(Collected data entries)
=====

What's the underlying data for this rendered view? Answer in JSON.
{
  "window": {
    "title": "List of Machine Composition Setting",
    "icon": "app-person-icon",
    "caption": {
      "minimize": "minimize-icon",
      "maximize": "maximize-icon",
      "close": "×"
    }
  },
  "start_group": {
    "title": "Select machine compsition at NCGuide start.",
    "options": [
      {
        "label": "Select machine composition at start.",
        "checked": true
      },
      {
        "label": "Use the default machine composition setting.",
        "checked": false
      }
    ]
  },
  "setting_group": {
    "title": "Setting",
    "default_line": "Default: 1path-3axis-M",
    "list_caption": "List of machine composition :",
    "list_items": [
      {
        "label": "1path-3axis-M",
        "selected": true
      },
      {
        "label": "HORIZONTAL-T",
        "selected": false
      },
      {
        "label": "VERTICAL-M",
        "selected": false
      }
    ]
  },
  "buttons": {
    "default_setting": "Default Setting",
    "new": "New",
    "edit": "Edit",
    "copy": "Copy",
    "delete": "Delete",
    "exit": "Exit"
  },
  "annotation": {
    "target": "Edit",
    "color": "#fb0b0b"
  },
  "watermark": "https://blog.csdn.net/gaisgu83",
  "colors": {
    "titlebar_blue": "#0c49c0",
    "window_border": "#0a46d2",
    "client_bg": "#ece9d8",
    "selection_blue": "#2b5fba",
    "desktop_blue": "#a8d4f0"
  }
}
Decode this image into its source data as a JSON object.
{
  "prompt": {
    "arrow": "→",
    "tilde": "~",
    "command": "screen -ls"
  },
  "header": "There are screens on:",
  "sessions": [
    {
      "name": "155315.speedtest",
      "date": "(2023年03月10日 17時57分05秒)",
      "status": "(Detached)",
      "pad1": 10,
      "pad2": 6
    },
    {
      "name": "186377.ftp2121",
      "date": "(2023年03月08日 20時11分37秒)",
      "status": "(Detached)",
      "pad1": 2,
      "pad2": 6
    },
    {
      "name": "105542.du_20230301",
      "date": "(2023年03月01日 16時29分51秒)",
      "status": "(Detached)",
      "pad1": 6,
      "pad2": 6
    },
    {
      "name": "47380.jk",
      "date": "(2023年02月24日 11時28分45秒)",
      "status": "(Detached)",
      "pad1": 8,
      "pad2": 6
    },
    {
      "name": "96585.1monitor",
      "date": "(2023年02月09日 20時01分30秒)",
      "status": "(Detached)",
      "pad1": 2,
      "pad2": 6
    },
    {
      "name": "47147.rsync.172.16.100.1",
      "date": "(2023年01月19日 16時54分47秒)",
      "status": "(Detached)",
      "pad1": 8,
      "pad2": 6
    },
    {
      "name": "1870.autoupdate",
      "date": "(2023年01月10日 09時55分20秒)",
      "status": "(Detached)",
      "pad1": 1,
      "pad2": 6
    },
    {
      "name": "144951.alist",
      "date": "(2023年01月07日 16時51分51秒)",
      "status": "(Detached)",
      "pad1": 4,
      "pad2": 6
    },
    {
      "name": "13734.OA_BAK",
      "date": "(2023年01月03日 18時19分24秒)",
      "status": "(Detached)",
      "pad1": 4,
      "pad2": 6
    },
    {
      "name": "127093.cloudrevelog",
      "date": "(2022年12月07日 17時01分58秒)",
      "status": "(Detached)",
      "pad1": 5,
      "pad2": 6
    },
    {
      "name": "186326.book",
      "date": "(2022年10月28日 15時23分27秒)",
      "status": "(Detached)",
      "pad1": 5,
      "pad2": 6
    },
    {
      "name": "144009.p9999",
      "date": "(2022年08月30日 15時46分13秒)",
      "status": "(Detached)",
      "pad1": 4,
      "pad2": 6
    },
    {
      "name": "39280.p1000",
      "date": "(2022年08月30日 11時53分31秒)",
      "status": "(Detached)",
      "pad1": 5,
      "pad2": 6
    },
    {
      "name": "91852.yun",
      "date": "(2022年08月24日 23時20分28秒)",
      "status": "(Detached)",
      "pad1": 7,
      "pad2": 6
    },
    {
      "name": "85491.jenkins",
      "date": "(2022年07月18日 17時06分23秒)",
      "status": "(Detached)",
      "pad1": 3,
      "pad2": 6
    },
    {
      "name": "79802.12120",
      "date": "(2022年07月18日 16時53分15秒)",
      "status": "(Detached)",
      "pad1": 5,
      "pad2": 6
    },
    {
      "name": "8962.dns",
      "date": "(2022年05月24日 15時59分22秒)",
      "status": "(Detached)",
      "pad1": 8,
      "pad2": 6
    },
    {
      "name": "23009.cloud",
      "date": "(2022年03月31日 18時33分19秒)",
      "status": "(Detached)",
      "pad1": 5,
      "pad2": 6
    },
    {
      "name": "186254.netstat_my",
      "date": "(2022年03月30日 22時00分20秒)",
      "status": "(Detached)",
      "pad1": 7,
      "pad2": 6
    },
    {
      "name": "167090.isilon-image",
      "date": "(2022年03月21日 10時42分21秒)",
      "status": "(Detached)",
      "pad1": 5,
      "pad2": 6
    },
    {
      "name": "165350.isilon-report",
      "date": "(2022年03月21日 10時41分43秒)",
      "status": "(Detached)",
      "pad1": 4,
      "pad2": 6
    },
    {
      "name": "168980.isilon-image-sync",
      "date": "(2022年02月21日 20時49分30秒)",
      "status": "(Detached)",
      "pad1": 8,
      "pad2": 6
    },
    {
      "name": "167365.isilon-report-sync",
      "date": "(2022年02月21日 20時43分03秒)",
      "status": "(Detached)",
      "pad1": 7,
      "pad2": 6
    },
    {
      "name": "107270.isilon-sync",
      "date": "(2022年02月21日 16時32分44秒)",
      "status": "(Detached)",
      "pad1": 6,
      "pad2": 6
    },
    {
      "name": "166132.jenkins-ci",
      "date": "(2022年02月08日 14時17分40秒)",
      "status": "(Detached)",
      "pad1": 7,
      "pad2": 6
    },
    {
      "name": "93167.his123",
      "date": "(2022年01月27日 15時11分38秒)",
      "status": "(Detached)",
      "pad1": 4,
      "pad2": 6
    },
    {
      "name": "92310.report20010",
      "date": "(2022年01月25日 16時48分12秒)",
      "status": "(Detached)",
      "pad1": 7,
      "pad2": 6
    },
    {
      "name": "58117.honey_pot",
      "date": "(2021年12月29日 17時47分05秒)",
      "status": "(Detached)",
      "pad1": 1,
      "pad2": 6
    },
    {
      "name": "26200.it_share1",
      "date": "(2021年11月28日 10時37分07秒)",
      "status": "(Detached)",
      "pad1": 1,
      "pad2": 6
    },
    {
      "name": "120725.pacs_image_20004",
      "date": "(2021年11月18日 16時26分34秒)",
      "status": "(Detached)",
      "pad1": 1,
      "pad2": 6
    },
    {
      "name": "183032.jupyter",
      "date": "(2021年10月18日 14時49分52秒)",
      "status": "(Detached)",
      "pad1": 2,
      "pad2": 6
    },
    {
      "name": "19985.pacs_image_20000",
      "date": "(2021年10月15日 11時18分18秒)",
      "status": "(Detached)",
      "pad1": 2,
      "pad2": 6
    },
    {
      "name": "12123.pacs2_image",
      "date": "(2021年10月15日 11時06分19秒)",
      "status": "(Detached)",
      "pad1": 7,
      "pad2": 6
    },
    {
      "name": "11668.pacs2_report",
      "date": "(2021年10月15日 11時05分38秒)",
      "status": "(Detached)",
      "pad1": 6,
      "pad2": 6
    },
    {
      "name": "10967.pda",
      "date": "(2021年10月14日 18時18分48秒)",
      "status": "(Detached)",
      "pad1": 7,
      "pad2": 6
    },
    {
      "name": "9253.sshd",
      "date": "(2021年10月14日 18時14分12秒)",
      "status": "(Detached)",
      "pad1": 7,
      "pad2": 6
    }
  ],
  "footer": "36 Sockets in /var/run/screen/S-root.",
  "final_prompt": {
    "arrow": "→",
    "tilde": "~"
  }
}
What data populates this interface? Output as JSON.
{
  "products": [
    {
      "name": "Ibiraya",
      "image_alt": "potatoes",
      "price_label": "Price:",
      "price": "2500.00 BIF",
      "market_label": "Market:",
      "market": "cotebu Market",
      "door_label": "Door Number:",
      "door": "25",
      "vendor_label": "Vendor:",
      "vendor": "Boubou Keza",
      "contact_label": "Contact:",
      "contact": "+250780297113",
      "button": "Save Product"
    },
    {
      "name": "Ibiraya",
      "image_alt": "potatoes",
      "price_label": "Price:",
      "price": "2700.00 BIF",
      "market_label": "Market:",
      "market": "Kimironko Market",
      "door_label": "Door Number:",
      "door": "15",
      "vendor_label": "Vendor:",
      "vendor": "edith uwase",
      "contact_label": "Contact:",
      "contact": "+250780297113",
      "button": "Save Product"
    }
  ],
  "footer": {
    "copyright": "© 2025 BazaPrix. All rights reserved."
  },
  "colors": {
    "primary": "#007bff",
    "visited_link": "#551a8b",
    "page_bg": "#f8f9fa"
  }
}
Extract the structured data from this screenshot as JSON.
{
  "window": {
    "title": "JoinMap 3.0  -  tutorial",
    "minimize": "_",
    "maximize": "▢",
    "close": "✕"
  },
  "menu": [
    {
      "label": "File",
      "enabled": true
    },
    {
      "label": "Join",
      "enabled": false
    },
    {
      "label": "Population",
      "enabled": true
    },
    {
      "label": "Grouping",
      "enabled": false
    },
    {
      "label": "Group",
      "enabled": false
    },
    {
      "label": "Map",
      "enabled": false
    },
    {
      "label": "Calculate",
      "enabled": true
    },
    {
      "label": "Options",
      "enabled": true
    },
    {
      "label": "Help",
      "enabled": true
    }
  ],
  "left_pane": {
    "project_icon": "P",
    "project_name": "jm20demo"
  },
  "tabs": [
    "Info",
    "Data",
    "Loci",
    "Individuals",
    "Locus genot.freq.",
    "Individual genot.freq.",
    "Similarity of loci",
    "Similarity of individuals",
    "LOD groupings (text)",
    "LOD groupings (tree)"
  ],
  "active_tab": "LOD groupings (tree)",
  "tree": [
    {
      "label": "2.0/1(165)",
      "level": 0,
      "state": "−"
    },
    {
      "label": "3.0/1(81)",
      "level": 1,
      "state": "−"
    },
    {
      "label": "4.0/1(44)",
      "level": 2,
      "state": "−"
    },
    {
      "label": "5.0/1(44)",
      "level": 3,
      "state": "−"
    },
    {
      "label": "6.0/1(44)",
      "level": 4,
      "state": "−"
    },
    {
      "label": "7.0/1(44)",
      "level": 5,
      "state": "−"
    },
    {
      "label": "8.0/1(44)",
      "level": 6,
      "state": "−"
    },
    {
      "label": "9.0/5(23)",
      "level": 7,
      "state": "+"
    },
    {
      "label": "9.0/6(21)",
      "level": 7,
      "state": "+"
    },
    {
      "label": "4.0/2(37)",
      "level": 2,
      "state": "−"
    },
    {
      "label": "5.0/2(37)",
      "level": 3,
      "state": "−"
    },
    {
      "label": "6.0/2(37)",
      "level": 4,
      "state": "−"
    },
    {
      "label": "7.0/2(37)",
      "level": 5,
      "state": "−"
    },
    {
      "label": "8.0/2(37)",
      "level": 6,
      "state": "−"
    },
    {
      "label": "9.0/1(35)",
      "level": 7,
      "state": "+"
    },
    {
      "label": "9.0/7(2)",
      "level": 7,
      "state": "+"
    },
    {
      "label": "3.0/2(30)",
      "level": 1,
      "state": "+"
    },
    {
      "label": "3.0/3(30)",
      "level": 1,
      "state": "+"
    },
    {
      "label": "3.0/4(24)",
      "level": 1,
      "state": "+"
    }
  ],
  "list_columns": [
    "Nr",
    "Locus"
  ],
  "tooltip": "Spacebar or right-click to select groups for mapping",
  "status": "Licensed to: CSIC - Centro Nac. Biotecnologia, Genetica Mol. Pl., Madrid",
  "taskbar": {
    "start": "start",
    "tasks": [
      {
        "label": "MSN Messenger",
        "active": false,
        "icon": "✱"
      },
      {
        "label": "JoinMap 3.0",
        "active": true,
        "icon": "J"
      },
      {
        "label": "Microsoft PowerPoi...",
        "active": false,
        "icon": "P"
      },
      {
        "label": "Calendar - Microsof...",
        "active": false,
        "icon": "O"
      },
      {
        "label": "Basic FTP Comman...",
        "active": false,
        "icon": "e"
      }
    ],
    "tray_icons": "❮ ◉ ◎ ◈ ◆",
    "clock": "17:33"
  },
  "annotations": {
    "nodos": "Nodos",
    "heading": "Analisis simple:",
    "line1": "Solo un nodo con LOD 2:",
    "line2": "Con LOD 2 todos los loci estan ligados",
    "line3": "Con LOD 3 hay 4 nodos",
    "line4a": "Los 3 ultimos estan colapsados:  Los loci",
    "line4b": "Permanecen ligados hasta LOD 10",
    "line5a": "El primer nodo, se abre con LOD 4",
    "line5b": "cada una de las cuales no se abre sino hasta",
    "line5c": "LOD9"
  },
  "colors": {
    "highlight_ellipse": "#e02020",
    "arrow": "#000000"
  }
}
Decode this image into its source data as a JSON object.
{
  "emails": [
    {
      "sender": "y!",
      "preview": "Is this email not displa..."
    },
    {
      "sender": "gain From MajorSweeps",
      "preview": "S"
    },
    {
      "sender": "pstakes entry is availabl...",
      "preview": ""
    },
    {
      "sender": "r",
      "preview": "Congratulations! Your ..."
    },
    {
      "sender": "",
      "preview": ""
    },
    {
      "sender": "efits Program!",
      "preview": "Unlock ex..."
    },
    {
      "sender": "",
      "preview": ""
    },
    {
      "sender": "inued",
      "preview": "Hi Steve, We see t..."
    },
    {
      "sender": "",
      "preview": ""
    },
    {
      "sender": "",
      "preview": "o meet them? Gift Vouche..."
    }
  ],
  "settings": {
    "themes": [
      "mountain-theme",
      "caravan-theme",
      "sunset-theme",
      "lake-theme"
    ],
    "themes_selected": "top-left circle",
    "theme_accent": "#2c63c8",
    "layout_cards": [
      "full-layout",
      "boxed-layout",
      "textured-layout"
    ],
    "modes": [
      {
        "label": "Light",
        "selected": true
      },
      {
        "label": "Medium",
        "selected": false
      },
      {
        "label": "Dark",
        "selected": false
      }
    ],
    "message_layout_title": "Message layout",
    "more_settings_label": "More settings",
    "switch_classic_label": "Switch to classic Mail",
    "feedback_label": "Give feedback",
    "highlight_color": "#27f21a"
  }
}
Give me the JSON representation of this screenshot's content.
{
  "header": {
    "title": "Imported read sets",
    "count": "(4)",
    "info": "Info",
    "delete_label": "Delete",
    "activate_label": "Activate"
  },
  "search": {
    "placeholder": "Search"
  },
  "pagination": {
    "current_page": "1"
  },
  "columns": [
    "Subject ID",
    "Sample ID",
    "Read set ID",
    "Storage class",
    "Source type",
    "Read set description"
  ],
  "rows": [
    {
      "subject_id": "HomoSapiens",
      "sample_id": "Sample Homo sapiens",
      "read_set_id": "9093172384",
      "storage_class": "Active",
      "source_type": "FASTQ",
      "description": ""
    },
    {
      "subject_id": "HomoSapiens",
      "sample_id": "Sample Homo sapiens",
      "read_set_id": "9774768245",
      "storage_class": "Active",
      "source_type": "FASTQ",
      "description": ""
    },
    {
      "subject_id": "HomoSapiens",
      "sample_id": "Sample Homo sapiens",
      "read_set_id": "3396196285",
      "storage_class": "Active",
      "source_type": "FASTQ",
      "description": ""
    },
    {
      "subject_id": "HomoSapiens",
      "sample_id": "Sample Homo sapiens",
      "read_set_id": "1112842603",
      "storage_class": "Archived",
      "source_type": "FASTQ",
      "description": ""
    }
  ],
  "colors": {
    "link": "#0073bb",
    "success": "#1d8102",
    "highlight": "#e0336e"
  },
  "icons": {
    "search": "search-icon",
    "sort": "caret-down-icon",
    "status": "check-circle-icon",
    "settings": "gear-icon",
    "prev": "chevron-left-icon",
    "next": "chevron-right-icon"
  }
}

=====

## Task instructions
Output the line containing "Give me the" and all lines after it to the end of the records, exactly as given.

## Response
Give me the JSON representation of this screenshot's content.
{
  "header": {
    "title": "Imported read sets",
    "count": "(4)",
    "info": "Info",
    "delete_label": "Delete",
    "activate_label": "Activate"
  },
  "search": {
    "placeholder": "Search"
  },
  "pagination": {
    "current_page": "1"
  },
  "columns": [
    "Subject ID",
    "Sample ID",
    "Read set ID",
    "Storage class",
    "Source type",
    "Read set description"
  ],
  "rows": [
    {
      "subject_id": "HomoSapiens",
      "sample_id": "Sample Homo sapiens",
      "read_set_id": "9093172384",
      "storage_class": "Active",
      "source_type": "FASTQ",
      "description": ""
    },
    {
      "subject_id": "HomoSapiens",
      "sample_id": "Sample Homo sapiens",
      "read_set_id": "9774768245",
      "storage_class": "Active",
      "source_type": "FASTQ",
      "description": ""
    },
    {
      "subject_id": "HomoSapiens",
      "sample_id": "Sample Homo sapiens",
      "read_set_id": "3396196285",
      "storage_class": "Active",
      "source_type": "FASTQ",
      "description": ""
    },
    {
      "subject_id": "HomoSapiens",
      "sample_id": "Sample Homo sapiens",
      "read_set_id": "1112842603",
      "storage_class": "Archived",
      "source_type": "FASTQ",
      "description": ""
    }
  ],
  "colors": {
    "link": "#0073bb",
    "success": "#1d8102",
    "highlight": "#e0336e"
  },
  "icons": {
    "search": "search-icon",
    "sort": "caret-down-icon",
    "status": "check-circle-icon",
    "settings": "gear-icon",
    "prev": "chevron-left-icon",
    "next": "chevron-right-icon"
  }
}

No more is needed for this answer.